[Figure record listings]
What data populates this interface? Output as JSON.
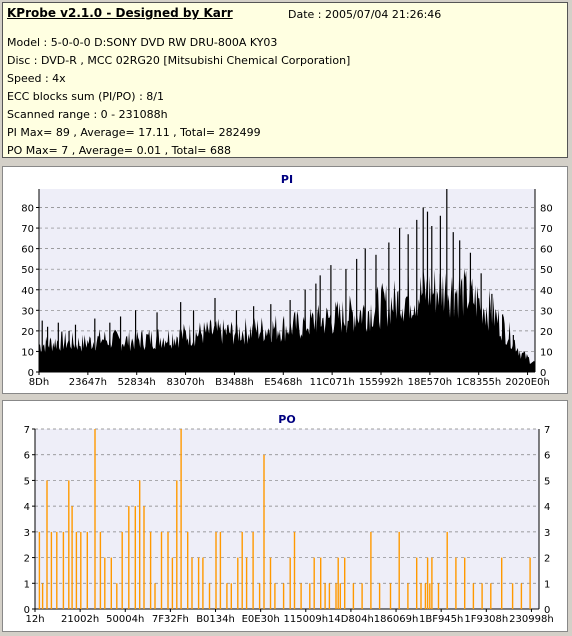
{
  "info": {
    "title": "KProbe v2.1.0 - Designed by Karr",
    "date": "Date : 2005/07/04 21:26:46",
    "lines": [
      "Model : 5-0-0-0 D:SONY    DVD RW DRU-800A  KY03",
      "Disc : DVD-R , MCC 02RG20  [Mitsubishi Chemical Corporation]",
      "Speed : 4x",
      "ECC blocks sum (PI/PO) : 8/1",
      "Scanned range : 0 - 231088h",
      "PI Max= 89 , Average= 17.11 , Total= 282499",
      "PO Max= 7 , Average= 0.01 , Total= 688"
    ]
  },
  "colors": {
    "pi_fill": "#000000",
    "po_bar": "#ff9900",
    "plot_bg": "#eeeef8",
    "grid": "#808080",
    "title_color": "#000080"
  },
  "chart_data": [
    {
      "type": "area",
      "title": "PI",
      "ylim": [
        0,
        89
      ],
      "yticks": [
        0,
        10,
        20,
        30,
        40,
        50,
        60,
        70,
        80
      ],
      "xlim": [
        0,
        231088
      ],
      "grid": true,
      "xtick_labels": [
        "8Dh",
        "23647h",
        "52834h",
        "83070h",
        "B3488h",
        "E5468h",
        "11C071h",
        "155992h",
        "18E570h",
        "1C8355h",
        "2020E0h"
      ],
      "x": [
        0,
        10000,
        20000,
        30000,
        40000,
        50000,
        60000,
        70000,
        80000,
        90000,
        100000,
        110000,
        120000,
        130000,
        140000,
        150000,
        160000,
        170000,
        180000,
        190000,
        200000,
        210000,
        220000,
        225000,
        231088
      ],
      "y": [
        12,
        14,
        13,
        15,
        14,
        15,
        16,
        17,
        18,
        18,
        19,
        20,
        21,
        23,
        25,
        27,
        30,
        33,
        36,
        38,
        35,
        28,
        16,
        8,
        4
      ],
      "peaks": [
        [
          1500,
          25
        ],
        [
          4000,
          22
        ],
        [
          9000,
          24
        ],
        [
          14000,
          20
        ],
        [
          17000,
          23
        ],
        [
          26000,
          26
        ],
        [
          33000,
          24
        ],
        [
          38000,
          27
        ],
        [
          45000,
          30
        ],
        [
          55000,
          29
        ],
        [
          66000,
          34
        ],
        [
          72000,
          30
        ],
        [
          82000,
          36
        ],
        [
          92000,
          30
        ],
        [
          100000,
          32
        ],
        [
          108000,
          33
        ],
        [
          117000,
          35
        ],
        [
          124000,
          40
        ],
        [
          129000,
          43
        ],
        [
          131000,
          47
        ],
        [
          136000,
          52
        ],
        [
          143000,
          50
        ],
        [
          148000,
          55
        ],
        [
          152000,
          60
        ],
        [
          157000,
          57
        ],
        [
          163000,
          63
        ],
        [
          168000,
          70
        ],
        [
          172000,
          67
        ],
        [
          176000,
          74
        ],
        [
          179000,
          80
        ],
        [
          181000,
          78
        ],
        [
          183000,
          71
        ],
        [
          187000,
          76
        ],
        [
          190000,
          89
        ],
        [
          193000,
          68
        ],
        [
          196000,
          64
        ],
        [
          201000,
          58
        ],
        [
          206000,
          48
        ],
        [
          211000,
          38
        ],
        [
          216000,
          28
        ],
        [
          221000,
          18
        ],
        [
          226000,
          10
        ]
      ]
    },
    {
      "type": "bar",
      "title": "PO",
      "ylim": [
        0,
        7
      ],
      "yticks": [
        0,
        1,
        2,
        3,
        4,
        5,
        6,
        7
      ],
      "xlim": [
        0,
        231088
      ],
      "grid": true,
      "xtick_labels": [
        "12h",
        "21002h",
        "50004h",
        "7F32Fh",
        "B0134h",
        "E0E30h",
        "115009h",
        "14D804h",
        "186069h",
        "1BF945h",
        "1F9308h",
        "230998h"
      ],
      "x": [
        2000,
        3500,
        5500,
        7500,
        10000,
        13000,
        15500,
        17000,
        19000,
        21000,
        24000,
        27500,
        30000,
        32000,
        35000,
        37500,
        40000,
        43000,
        46000,
        48000,
        50000,
        53000,
        55000,
        58000,
        61000,
        63000,
        65000,
        67000,
        70000,
        72000,
        75000,
        77000,
        80000,
        83000,
        85000,
        88000,
        90000,
        93000,
        95000,
        97000,
        100000,
        103000,
        105000,
        108000,
        110000,
        114000,
        117000,
        119000,
        122000,
        126000,
        128000,
        131000,
        133000,
        135000,
        138000,
        139000,
        140000,
        142000,
        146000,
        150000,
        154000,
        158000,
        163000,
        167000,
        171000,
        175000,
        177000,
        179000,
        180000,
        181000,
        182000,
        185000,
        189000,
        193000,
        197000,
        201000,
        205000,
        209000,
        214000,
        219000,
        223000,
        227000
      ],
      "values": [
        3,
        1,
        5,
        3,
        3,
        3,
        5,
        4,
        3,
        3,
        3,
        7,
        3,
        2,
        2,
        1,
        3,
        4,
        4,
        5,
        4,
        3,
        1,
        3,
        3,
        2,
        5,
        7,
        3,
        2,
        2,
        2,
        1,
        3,
        3,
        1,
        1,
        2,
        3,
        2,
        3,
        1,
        6,
        2,
        1,
        1,
        2,
        3,
        1,
        1,
        2,
        2,
        1,
        1,
        1,
        2,
        1,
        2,
        1,
        1,
        3,
        1,
        1,
        3,
        1,
        2,
        1,
        1,
        2,
        1,
        2,
        1,
        3,
        2,
        2,
        1,
        1,
        1,
        2,
        1,
        1,
        2
      ]
    }
  ]
}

=== DIRECTIVE ===
Go through the material above and print all of it exactly, except the pictures.

=== SOLUTION TO THE EXERCISE ===
What data populates this interface? Output as JSON.
{
  "info": {
    "title": "KProbe v2.1.0 - Designed by Karr",
    "date": "Date : 2005/07/04 21:26:46",
    "lines": [
      "Model : 5-0-0-0 D:SONY    DVD RW DRU-800A  KY03",
      "Disc : DVD-R , MCC 02RG20  [Mitsubishi Chemical Corporation]",
      "Speed : 4x",
      "ECC blocks sum (PI/PO) : 8/1",
      "Scanned range : 0 - 231088h",
      "PI Max= 89 , Average= 17.11 , Total= 282499",
      "PO Max= 7 , Average= 0.01 , Total= 688"
    ]
  },
  "colors": {
    "pi_fill": "#000000",
    "po_bar": "#ff9900",
    "plot_bg": "#eeeef8",
    "grid": "#808080",
    "title_color": "#000080"
  },
  "chart_data": [
    {
      "type": "area",
      "title": "PI",
      "ylim": [
        0,
        89
      ],
      "yticks": [
        0,
        10,
        20,
        30,
        40,
        50,
        60,
        70,
        80
      ],
      "xlim": [
        0,
        231088
      ],
      "grid": true,
      "xtick_labels": [
        "8Dh",
        "23647h",
        "52834h",
        "83070h",
        "B3488h",
        "E5468h",
        "11C071h",
        "155992h",
        "18E570h",
        "1C8355h",
        "2020E0h"
      ],
      "x": [
        0,
        10000,
        20000,
        30000,
        40000,
        50000,
        60000,
        70000,
        80000,
        90000,
        100000,
        110000,
        120000,
        130000,
        140000,
        150000,
        160000,
        170000,
        180000,
        190000,
        200000,
        210000,
        220000,
        225000,
        231088
      ],
      "y": [
        12,
        14,
        13,
        15,
        14,
        15,
        16,
        17,
        18,
        18,
        19,
        20,
        21,
        23,
        25,
        27,
        30,
        33,
        36,
        38,
        35,
        28,
        16,
        8,
        4
      ],
      "peaks": [
        [
          1500,
          25
        ],
        [
          4000,
          22
        ],
        [
          9000,
          24
        ],
        [
          14000,
          20
        ],
        [
          17000,
          23
        ],
        [
          26000,
          26
        ],
        [
          33000,
          24
        ],
        [
          38000,
          27
        ],
        [
          45000,
          30
        ],
        [
          55000,
          29
        ],
        [
          66000,
          34
        ],
        [
          72000,
          30
        ],
        [
          82000,
          36
        ],
        [
          92000,
          30
        ],
        [
          100000,
          32
        ],
        [
          108000,
          33
        ],
        [
          117000,
          35
        ],
        [
          124000,
          40
        ],
        [
          129000,
          43
        ],
        [
          131000,
          47
        ],
        [
          136000,
          52
        ],
        [
          143000,
          50
        ],
        [
          148000,
          55
        ],
        [
          152000,
          60
        ],
        [
          157000,
          57
        ],
        [
          163000,
          63
        ],
        [
          168000,
          70
        ],
        [
          172000,
          67
        ],
        [
          176000,
          74
        ],
        [
          179000,
          80
        ],
        [
          181000,
          78
        ],
        [
          183000,
          71
        ],
        [
          187000,
          76
        ],
        [
          190000,
          89
        ],
        [
          193000,
          68
        ],
        [
          196000,
          64
        ],
        [
          201000,
          58
        ],
        [
          206000,
          48
        ],
        [
          211000,
          38
        ],
        [
          216000,
          28
        ],
        [
          221000,
          18
        ],
        [
          226000,
          10
        ]
      ]
    },
    {
      "type": "bar",
      "title": "PO",
      "ylim": [
        0,
        7
      ],
      "yticks": [
        0,
        1,
        2,
        3,
        4,
        5,
        6,
        7
      ],
      "xlim": [
        0,
        231088
      ],
      "grid": true,
      "xtick_labels": [
        "12h",
        "21002h",
        "50004h",
        "7F32Fh",
        "B0134h",
        "E0E30h",
        "115009h",
        "14D804h",
        "186069h",
        "1BF945h",
        "1F9308h",
        "230998h"
      ],
      "x": [
        2000,
        3500,
        5500,
        7500,
        10000,
        13000,
        15500,
        17000,
        19000,
        21000,
        24000,
        27500,
        30000,
        32000,
        35000,
        37500,
        40000,
        43000,
        46000,
        48000,
        50000,
        53000,
        55000,
        58000,
        61000,
        63000,
        65000,
        67000,
        70000,
        72000,
        75000,
        77000,
        80000,
        83000,
        85000,
        88000,
        90000,
        93000,
        95000,
        97000,
        100000,
        103000,
        105000,
        108000,
        110000,
        114000,
        117000,
        119000,
        122000,
        126000,
        128000,
        131000,
        133000,
        135000,
        138000,
        139000,
        140000,
        142000,
        146000,
        150000,
        154000,
        158000,
        163000,
        167000,
        171000,
        175000,
        177000,
        179000,
        180000,
        181000,
        182000,
        185000,
        189000,
        193000,
        197000,
        201000,
        205000,
        209000,
        214000,
        219000,
        223000,
        227000
      ],
      "values": [
        3,
        1,
        5,
        3,
        3,
        3,
        5,
        4,
        3,
        3,
        3,
        7,
        3,
        2,
        2,
        1,
        3,
        4,
        4,
        5,
        4,
        3,
        1,
        3,
        3,
        2,
        5,
        7,
        3,
        2,
        2,
        2,
        1,
        3,
        3,
        1,
        1,
        2,
        3,
        2,
        3,
        1,
        6,
        2,
        1,
        1,
        2,
        3,
        1,
        1,
        2,
        2,
        1,
        1,
        1,
        2,
        1,
        2,
        1,
        1,
        3,
        1,
        1,
        3,
        1,
        2,
        1,
        1,
        2,
        1,
        2,
        1,
        3,
        2,
        2,
        1,
        1,
        1,
        2,
        1,
        1,
        2
      ]
    }
  ]
}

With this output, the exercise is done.